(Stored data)

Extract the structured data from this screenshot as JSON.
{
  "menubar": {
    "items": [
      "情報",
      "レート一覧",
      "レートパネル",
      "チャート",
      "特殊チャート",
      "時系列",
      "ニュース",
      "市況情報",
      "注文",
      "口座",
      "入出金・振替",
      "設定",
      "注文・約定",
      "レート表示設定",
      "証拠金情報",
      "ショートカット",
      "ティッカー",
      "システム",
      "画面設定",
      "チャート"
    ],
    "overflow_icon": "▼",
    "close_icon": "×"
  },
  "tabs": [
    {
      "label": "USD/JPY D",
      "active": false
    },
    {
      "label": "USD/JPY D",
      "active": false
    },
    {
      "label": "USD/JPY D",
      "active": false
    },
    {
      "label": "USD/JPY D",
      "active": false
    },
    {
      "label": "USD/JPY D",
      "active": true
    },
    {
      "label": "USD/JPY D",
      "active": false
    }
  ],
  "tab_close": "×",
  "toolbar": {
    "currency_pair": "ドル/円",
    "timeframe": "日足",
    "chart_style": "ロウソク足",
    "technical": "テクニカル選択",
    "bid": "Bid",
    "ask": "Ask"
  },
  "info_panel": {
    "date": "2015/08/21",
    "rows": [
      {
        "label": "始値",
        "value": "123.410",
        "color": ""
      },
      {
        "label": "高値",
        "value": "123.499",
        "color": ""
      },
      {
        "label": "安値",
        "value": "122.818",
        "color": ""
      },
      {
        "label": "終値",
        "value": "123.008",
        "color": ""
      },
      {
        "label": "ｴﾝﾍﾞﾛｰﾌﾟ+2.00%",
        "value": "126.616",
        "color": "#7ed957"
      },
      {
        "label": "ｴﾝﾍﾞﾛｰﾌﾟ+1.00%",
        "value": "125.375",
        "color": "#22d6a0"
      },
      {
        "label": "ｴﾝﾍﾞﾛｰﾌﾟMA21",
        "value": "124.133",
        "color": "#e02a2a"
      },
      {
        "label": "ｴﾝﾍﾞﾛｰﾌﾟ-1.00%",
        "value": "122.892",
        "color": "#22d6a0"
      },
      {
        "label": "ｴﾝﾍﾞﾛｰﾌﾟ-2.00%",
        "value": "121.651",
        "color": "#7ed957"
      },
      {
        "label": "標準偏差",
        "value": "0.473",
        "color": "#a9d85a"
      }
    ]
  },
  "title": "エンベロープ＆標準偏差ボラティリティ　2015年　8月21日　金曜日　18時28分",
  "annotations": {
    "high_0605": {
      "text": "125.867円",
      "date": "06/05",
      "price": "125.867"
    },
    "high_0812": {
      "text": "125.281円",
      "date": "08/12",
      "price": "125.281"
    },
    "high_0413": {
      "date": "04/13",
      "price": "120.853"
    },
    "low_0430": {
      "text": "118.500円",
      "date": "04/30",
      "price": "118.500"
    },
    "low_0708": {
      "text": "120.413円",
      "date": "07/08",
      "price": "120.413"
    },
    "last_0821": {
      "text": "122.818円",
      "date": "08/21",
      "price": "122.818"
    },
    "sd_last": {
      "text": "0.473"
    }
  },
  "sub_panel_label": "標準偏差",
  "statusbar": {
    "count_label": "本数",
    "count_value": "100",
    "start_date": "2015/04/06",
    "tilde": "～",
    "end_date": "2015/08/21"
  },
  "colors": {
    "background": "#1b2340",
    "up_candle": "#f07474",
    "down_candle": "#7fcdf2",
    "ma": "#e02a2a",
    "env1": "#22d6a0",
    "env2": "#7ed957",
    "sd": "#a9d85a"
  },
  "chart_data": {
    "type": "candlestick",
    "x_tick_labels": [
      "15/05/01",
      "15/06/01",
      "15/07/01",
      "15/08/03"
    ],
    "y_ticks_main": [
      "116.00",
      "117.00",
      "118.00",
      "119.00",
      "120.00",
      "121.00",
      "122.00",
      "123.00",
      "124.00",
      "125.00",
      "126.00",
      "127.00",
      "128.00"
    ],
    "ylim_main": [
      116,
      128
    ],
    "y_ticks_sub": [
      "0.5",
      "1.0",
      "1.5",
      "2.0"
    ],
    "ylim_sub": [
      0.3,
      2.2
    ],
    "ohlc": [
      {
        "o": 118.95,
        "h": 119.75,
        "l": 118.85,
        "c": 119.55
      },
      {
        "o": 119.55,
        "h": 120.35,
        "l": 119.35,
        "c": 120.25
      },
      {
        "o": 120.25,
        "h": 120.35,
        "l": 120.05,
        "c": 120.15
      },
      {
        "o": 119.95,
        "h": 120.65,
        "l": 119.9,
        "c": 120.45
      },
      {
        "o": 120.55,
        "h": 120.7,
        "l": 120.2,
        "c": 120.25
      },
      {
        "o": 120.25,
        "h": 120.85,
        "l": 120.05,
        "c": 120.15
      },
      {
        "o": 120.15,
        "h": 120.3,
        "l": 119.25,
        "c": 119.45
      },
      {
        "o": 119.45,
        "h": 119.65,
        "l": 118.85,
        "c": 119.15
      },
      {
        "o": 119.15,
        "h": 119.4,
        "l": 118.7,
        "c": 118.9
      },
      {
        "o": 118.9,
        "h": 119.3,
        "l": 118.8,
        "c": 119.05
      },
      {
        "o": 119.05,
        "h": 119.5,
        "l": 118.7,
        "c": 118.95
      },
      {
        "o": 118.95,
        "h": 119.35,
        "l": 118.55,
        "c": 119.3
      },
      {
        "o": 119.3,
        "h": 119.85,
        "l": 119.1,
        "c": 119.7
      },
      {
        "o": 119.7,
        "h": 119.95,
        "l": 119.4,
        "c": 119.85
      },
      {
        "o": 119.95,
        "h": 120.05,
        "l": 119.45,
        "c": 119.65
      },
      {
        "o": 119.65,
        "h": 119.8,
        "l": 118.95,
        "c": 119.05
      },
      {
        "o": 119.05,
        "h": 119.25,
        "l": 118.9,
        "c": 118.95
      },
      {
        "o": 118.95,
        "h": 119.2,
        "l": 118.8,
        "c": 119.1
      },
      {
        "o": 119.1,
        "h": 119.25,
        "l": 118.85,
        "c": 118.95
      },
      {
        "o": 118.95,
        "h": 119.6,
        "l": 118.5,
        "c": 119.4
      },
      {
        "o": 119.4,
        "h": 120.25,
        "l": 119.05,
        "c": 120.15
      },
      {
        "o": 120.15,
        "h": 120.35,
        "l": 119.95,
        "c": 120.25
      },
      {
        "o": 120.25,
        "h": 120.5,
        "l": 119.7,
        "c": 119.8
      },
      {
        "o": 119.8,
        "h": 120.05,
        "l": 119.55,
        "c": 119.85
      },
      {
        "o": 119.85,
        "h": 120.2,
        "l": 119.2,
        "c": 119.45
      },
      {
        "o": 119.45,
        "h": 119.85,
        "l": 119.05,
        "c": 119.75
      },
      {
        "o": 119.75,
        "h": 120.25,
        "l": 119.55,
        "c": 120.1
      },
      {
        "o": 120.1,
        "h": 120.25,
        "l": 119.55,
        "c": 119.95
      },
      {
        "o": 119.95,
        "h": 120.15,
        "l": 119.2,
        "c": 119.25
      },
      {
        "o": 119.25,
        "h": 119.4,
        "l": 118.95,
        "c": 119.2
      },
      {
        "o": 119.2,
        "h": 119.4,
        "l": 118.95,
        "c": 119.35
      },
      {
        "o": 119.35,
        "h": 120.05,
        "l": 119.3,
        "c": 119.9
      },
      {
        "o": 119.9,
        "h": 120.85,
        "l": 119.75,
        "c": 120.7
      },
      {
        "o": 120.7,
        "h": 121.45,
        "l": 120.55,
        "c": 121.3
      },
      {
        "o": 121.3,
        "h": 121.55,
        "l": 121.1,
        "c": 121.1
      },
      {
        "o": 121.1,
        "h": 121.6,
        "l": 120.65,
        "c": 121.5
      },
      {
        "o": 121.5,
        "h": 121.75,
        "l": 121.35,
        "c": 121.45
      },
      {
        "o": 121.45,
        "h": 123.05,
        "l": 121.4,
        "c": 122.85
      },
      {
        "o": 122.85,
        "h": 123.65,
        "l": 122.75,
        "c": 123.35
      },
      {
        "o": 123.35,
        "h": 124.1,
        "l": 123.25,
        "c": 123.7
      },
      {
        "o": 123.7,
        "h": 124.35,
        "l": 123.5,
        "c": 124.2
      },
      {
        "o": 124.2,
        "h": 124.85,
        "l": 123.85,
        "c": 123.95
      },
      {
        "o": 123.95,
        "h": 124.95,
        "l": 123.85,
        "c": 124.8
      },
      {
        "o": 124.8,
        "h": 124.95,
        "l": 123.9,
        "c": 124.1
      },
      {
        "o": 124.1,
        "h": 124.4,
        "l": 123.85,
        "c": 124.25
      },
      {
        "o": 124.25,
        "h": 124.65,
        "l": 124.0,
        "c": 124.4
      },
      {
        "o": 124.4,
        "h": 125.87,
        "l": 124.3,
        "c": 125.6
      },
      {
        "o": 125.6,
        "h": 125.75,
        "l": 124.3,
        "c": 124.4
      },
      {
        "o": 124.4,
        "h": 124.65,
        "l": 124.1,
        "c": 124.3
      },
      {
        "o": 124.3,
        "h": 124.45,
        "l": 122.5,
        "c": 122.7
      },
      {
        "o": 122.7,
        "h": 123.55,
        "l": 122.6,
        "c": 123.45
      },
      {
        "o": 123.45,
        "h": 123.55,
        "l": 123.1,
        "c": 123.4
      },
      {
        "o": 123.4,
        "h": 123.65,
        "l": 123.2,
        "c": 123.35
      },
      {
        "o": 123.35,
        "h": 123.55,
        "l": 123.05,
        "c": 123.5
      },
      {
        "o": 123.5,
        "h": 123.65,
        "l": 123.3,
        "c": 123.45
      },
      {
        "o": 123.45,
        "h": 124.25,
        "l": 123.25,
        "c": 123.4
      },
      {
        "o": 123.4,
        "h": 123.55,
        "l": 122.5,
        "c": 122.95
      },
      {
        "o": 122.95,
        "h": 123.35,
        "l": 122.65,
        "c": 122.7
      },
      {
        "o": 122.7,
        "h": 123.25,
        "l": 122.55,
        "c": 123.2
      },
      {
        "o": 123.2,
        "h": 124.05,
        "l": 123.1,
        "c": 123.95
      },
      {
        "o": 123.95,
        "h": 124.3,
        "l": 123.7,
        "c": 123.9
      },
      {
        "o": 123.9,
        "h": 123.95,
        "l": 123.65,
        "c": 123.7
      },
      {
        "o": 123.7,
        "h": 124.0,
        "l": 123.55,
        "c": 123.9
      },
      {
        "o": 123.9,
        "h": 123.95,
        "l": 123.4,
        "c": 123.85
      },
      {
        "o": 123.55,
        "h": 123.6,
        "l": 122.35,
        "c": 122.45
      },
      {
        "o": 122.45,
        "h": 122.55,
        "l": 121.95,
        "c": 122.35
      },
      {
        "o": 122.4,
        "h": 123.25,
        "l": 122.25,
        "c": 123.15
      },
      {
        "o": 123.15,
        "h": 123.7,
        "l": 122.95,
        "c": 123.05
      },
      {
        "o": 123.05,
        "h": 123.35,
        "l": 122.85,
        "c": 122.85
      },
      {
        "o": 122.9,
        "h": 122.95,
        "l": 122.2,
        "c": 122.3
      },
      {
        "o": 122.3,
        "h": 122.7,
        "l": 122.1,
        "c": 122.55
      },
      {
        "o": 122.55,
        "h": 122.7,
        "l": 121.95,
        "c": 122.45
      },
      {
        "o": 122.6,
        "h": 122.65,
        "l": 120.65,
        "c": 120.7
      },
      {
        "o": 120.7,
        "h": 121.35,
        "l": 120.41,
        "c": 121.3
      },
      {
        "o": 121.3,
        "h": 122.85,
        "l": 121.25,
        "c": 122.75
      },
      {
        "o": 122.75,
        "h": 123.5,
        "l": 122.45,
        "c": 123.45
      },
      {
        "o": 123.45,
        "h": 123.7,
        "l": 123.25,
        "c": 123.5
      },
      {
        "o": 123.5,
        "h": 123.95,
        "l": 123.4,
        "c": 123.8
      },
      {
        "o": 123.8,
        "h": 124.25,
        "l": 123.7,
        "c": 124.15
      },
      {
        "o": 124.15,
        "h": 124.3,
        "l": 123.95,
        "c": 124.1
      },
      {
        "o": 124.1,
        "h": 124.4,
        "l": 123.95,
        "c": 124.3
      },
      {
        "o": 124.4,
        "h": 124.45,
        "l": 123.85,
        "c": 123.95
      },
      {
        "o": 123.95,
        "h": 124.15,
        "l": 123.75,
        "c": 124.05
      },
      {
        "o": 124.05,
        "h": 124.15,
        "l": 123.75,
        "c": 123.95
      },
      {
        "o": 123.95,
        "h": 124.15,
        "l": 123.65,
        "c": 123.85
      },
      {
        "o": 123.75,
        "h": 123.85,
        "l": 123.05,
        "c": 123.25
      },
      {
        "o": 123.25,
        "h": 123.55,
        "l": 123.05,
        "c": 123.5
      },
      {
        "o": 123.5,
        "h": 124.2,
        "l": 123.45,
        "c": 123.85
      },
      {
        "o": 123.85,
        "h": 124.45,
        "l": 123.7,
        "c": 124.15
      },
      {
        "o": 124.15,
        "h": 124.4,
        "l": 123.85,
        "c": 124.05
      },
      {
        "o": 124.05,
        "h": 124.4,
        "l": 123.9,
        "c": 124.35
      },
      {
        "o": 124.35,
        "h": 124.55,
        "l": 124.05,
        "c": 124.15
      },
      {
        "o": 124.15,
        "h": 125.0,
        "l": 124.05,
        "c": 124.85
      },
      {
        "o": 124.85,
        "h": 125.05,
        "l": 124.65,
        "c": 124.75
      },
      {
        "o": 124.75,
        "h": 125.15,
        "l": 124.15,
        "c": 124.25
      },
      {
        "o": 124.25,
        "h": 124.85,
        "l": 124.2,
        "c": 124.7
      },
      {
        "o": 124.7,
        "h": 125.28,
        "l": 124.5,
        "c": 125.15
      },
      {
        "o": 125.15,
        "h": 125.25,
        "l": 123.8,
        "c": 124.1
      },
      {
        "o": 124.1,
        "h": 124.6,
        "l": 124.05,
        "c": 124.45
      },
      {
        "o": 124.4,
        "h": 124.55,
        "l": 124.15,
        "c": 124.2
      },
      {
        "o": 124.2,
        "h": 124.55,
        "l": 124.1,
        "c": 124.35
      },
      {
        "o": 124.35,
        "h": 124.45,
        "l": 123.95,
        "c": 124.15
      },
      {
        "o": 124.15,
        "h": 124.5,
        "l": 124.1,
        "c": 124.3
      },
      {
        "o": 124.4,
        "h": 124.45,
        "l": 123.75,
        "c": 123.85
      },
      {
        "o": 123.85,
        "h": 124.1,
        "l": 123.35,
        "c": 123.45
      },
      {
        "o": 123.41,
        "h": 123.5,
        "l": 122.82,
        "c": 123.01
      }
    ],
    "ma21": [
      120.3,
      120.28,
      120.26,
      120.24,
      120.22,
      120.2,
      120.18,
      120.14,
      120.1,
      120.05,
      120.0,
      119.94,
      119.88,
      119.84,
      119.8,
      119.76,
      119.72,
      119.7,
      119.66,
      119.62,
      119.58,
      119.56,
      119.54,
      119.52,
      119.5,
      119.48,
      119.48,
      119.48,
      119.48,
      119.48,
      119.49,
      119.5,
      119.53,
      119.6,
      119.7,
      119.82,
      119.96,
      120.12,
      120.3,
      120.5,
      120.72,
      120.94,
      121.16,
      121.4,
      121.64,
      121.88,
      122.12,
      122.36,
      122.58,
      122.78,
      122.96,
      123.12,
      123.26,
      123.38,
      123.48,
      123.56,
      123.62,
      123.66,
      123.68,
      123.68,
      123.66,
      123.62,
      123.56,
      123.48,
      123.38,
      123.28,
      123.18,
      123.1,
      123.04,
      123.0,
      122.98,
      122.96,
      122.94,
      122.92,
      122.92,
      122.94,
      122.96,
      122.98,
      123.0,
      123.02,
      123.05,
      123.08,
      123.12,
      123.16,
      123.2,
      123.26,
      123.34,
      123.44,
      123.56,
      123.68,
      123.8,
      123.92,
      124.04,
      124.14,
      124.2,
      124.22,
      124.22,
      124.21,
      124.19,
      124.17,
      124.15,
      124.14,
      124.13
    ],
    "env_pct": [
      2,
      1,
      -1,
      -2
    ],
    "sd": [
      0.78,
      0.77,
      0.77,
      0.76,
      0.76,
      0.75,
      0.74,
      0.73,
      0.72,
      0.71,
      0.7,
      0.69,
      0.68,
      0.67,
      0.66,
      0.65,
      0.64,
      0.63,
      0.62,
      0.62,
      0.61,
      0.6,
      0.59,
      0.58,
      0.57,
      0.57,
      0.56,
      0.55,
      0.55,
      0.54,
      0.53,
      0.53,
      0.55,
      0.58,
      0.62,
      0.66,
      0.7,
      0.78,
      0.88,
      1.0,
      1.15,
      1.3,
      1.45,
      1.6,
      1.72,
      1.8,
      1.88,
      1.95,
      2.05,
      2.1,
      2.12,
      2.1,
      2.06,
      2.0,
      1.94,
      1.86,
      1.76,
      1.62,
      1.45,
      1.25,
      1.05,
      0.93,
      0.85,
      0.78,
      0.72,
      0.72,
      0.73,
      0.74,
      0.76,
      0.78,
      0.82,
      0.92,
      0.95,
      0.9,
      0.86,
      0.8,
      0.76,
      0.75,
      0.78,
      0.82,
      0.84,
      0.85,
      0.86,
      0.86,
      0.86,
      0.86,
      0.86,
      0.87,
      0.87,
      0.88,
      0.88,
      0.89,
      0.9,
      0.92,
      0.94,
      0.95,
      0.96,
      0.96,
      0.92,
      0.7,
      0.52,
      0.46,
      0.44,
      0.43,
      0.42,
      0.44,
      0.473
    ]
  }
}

### [What is being asked]
Filter the entries down to the lines with the word "price" in them.

### [Task solution]
      "price": "125.867"
      "price": "125.281"
      "price": "120.853"
      "price": "118.500"
      "price": "120.413"
      "price": "122.818"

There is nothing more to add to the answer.